[MATERIAL FOR THIS TASK]:
>> start
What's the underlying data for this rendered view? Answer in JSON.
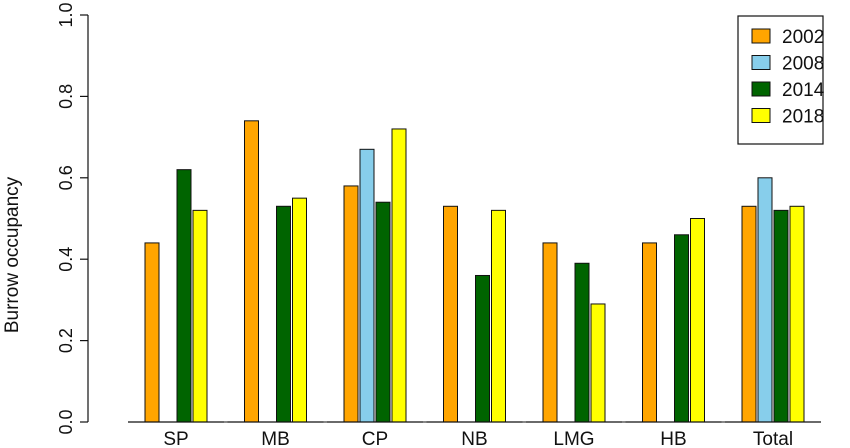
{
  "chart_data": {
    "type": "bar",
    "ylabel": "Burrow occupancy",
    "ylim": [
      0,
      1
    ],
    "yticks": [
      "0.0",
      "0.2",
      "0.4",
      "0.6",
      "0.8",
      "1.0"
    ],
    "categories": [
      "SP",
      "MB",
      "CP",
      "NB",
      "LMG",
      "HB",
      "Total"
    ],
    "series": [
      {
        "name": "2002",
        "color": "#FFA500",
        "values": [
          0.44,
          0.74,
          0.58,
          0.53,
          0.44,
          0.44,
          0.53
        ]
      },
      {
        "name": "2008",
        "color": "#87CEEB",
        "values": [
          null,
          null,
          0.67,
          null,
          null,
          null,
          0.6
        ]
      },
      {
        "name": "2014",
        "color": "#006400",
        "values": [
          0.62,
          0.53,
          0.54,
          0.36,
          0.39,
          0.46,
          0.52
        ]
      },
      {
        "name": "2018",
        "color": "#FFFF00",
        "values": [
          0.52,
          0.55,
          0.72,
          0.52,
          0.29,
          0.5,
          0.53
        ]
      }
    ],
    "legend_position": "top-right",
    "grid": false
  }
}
>> end
>> start
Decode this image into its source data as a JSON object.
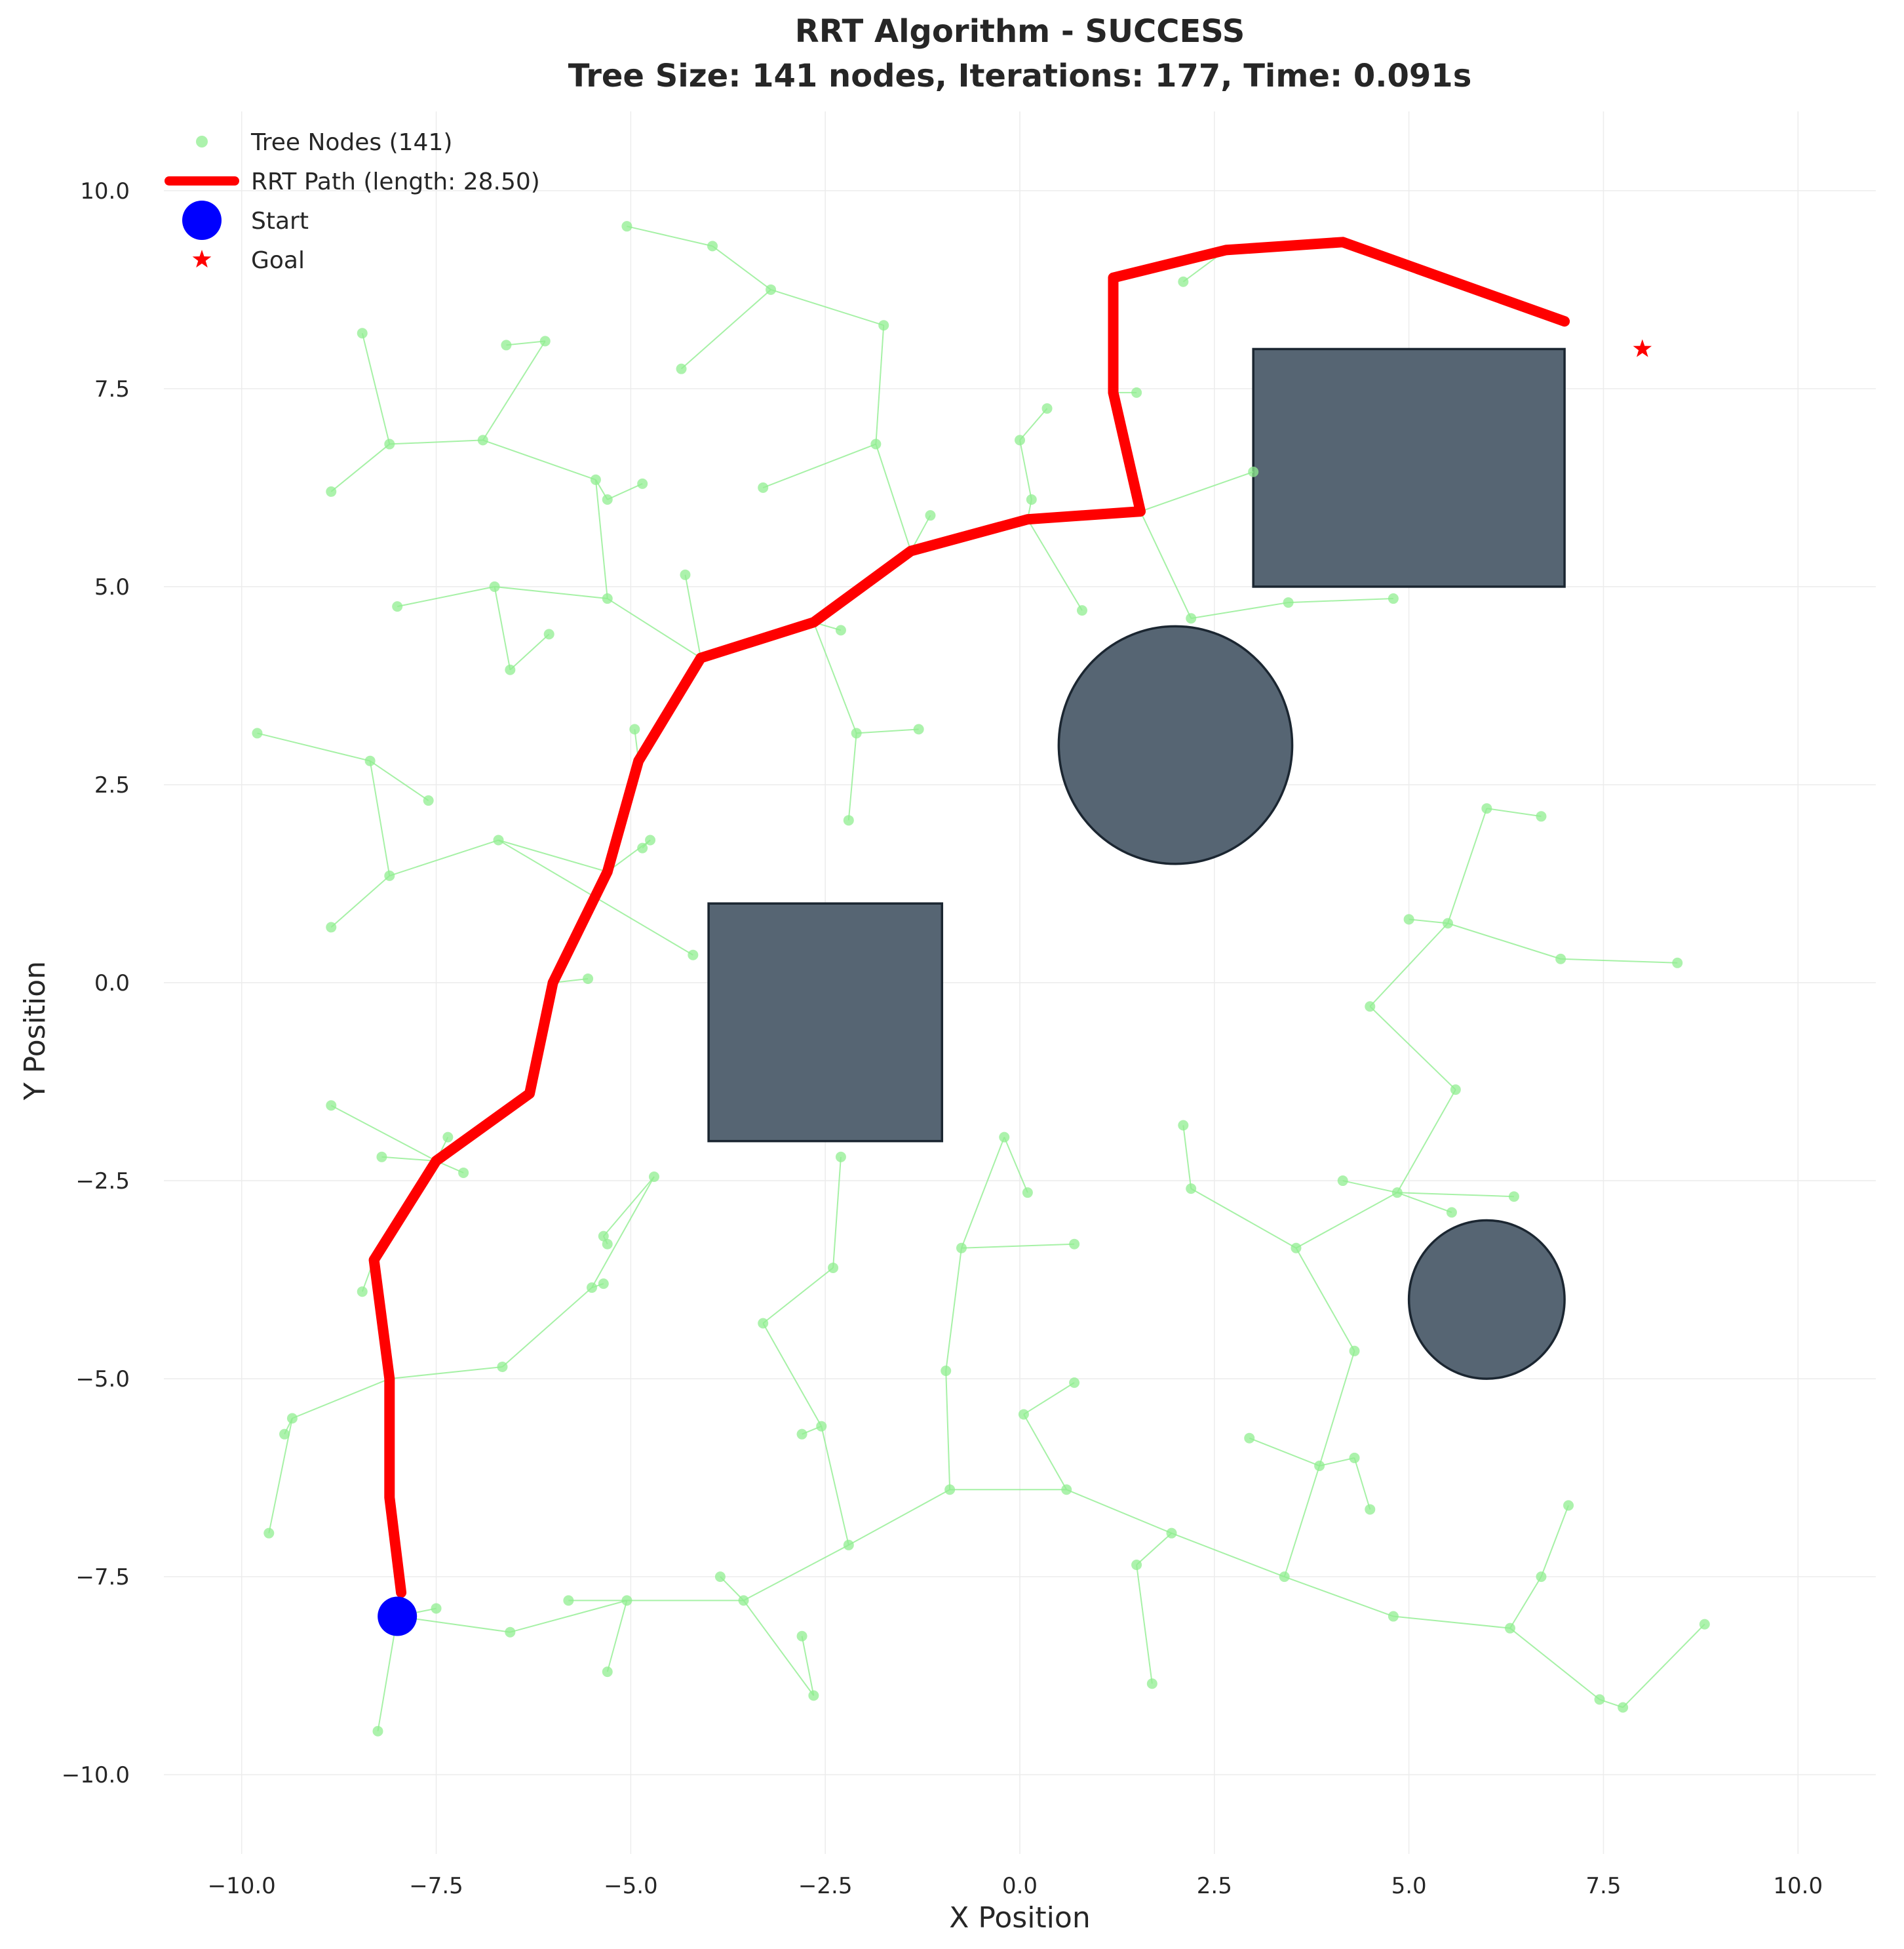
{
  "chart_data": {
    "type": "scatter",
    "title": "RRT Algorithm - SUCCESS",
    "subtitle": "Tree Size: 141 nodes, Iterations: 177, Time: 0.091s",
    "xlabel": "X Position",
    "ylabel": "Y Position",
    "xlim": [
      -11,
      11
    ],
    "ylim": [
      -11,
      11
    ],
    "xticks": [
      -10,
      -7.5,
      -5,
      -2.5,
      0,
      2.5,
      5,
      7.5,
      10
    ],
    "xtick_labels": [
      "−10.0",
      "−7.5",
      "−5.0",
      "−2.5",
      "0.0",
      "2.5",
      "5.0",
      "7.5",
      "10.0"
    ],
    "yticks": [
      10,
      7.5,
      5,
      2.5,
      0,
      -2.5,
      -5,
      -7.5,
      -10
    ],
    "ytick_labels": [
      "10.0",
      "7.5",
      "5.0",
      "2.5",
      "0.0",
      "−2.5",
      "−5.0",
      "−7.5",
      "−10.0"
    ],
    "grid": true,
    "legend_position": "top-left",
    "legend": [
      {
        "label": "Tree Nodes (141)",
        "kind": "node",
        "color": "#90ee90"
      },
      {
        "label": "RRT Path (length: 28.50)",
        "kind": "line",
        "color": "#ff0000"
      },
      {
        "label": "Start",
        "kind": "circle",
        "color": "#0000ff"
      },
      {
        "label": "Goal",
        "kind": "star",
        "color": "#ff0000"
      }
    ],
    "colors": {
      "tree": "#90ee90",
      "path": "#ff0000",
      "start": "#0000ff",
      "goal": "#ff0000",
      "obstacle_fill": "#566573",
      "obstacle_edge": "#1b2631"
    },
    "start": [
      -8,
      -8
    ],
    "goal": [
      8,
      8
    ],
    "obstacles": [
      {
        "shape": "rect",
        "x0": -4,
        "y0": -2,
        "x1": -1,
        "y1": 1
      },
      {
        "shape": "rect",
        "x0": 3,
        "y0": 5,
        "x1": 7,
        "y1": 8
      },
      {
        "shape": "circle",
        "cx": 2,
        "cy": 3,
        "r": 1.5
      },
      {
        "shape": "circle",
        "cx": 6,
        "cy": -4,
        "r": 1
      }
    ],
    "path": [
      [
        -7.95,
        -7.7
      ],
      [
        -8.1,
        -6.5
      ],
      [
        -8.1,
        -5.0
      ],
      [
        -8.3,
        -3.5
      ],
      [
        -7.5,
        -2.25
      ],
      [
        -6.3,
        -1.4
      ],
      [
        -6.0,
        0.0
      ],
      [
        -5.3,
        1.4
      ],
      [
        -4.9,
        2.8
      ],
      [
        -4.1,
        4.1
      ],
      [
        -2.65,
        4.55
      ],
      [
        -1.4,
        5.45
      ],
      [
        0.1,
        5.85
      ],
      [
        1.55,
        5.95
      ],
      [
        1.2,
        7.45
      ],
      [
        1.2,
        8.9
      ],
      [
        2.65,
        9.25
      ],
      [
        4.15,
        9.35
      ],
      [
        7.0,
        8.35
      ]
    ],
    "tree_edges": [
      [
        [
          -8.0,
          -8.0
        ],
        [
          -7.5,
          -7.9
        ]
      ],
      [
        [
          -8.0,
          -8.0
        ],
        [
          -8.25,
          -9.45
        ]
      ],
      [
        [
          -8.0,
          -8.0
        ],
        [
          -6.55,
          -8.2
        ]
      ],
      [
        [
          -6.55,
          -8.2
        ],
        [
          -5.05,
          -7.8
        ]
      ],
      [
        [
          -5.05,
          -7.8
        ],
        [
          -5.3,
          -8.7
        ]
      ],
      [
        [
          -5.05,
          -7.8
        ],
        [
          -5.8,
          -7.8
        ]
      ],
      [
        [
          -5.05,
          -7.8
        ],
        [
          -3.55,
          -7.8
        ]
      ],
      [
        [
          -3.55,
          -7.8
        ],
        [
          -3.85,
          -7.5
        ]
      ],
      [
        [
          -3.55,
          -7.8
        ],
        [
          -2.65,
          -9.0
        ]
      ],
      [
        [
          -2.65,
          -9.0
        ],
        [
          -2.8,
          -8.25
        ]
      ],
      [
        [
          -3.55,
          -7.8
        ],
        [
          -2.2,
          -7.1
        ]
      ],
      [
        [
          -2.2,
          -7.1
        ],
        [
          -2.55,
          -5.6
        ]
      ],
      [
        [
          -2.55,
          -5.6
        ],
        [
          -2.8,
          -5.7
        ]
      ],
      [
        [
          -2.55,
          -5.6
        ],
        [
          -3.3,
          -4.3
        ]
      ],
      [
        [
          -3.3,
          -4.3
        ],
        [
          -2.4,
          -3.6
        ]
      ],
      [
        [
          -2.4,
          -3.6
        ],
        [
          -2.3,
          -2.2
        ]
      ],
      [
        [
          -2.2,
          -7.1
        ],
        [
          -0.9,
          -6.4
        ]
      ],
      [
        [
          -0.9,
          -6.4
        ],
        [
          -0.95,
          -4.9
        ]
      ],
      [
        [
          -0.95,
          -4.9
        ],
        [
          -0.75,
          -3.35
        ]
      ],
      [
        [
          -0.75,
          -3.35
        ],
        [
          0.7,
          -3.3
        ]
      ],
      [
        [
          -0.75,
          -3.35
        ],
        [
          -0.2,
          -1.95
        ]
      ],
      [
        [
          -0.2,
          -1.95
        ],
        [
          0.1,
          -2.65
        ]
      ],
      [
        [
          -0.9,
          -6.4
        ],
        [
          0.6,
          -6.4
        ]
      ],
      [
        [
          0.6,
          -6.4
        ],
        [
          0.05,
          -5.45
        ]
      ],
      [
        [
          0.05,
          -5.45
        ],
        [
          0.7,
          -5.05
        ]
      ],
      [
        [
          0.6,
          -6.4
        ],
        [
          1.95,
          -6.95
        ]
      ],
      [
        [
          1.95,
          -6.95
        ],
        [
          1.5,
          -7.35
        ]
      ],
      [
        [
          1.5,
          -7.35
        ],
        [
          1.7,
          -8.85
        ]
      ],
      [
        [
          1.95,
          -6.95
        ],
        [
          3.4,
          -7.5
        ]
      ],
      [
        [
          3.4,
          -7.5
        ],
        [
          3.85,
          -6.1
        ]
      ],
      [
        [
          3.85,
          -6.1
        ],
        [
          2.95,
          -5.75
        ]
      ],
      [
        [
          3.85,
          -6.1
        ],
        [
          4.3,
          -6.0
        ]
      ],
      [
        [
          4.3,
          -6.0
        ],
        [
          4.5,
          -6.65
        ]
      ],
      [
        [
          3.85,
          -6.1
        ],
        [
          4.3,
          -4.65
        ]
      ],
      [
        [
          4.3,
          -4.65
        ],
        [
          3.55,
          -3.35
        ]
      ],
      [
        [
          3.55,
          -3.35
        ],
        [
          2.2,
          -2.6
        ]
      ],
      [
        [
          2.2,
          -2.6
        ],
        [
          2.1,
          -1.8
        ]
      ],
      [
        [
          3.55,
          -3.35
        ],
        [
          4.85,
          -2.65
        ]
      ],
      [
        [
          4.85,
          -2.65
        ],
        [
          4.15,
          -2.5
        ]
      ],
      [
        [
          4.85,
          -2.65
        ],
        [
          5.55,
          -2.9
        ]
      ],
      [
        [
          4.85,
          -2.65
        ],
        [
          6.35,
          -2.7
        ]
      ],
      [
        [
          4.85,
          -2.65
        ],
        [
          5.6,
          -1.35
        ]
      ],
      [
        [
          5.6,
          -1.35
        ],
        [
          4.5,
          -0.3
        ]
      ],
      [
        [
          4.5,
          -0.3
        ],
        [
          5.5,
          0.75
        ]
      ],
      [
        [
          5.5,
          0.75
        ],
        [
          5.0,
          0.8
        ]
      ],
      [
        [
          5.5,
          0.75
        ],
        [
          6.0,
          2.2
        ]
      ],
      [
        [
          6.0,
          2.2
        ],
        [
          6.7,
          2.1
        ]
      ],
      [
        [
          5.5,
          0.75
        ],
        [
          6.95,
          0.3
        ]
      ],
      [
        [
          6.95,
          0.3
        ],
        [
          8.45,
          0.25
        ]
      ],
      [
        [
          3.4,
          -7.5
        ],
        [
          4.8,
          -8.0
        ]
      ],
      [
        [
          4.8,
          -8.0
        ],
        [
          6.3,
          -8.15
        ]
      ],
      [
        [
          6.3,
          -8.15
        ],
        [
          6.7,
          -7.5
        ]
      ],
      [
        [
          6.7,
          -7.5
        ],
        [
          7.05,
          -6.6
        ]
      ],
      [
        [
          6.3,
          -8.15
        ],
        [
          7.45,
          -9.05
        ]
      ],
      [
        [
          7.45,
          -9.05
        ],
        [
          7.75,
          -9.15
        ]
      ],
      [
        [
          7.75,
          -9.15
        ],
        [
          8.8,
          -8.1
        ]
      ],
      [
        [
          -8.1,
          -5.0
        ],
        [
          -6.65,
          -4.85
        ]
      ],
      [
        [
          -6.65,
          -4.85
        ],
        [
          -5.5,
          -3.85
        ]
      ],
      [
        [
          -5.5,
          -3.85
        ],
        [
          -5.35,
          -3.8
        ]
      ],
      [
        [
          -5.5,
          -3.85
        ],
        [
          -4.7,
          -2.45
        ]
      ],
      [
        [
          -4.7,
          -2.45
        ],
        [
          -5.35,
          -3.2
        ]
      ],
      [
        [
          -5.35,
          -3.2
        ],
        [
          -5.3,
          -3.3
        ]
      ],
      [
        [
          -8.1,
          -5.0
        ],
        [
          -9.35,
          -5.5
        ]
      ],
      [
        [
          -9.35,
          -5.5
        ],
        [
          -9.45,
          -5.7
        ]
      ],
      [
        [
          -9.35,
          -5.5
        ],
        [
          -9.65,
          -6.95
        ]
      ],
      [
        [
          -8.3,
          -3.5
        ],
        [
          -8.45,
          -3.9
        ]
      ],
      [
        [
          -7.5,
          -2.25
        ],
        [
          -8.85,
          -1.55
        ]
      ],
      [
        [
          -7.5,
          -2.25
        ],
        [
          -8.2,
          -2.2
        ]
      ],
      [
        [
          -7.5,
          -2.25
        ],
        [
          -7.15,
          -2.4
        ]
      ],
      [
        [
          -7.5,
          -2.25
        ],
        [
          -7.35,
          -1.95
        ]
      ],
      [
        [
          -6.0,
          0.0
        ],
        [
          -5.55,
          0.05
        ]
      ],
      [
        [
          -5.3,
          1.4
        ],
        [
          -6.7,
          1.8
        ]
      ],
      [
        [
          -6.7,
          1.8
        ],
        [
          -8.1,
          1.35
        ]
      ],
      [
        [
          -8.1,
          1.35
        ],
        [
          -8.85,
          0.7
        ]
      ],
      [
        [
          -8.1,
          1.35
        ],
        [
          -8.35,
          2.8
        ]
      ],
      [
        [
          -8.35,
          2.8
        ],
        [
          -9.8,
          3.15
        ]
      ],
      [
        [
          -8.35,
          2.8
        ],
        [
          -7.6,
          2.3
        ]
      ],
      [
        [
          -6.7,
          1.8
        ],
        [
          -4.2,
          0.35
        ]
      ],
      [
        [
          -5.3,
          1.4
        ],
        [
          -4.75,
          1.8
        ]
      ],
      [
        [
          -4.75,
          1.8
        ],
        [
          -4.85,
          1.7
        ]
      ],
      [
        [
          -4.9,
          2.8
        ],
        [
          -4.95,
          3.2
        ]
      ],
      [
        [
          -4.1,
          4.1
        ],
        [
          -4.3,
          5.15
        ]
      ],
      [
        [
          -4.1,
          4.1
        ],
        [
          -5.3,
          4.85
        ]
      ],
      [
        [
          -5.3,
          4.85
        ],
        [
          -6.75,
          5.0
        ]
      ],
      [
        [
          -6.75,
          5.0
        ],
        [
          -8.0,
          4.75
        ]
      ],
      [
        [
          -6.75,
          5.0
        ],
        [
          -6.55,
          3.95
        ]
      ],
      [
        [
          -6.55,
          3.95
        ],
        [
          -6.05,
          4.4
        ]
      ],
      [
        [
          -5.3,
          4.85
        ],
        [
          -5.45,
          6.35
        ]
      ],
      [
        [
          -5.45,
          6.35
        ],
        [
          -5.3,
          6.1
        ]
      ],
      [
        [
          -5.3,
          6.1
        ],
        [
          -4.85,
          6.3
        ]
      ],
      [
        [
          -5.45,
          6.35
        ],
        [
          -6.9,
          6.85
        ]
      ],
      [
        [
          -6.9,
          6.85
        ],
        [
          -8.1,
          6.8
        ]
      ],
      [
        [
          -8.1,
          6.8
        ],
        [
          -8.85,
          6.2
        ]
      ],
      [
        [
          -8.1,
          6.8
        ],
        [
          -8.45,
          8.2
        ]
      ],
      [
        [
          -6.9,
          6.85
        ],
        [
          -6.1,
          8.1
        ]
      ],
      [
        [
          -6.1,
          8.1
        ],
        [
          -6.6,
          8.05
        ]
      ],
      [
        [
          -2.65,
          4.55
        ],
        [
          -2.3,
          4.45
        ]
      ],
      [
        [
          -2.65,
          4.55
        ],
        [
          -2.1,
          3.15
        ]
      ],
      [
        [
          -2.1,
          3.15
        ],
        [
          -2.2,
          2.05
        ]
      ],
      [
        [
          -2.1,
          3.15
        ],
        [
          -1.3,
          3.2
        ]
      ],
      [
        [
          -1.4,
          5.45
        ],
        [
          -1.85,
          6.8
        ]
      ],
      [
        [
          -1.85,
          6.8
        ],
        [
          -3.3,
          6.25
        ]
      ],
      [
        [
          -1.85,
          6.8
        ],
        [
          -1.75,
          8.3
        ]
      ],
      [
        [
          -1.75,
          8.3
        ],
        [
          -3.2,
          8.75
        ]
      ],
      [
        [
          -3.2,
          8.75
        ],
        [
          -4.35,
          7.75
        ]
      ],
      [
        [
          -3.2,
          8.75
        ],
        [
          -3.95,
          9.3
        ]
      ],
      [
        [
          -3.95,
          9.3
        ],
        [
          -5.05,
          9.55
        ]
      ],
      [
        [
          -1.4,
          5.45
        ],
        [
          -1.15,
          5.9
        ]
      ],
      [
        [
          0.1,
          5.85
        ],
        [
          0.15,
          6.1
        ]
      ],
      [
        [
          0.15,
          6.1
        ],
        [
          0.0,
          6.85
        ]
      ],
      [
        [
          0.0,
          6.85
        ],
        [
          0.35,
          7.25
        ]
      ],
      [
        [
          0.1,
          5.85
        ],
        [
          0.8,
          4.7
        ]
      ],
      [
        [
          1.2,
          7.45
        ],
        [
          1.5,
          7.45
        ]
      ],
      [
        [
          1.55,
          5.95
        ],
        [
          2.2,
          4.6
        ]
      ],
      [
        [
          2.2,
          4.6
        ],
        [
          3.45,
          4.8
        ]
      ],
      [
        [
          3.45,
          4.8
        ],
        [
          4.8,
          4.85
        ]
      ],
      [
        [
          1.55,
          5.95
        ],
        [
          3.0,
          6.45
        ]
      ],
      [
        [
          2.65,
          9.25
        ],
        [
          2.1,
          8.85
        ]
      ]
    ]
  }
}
>> end
[THE PROBLEM]:
From the data above, work out how many lines contain the string "name" and reply with only the number.

[RESULT BELOW]:
4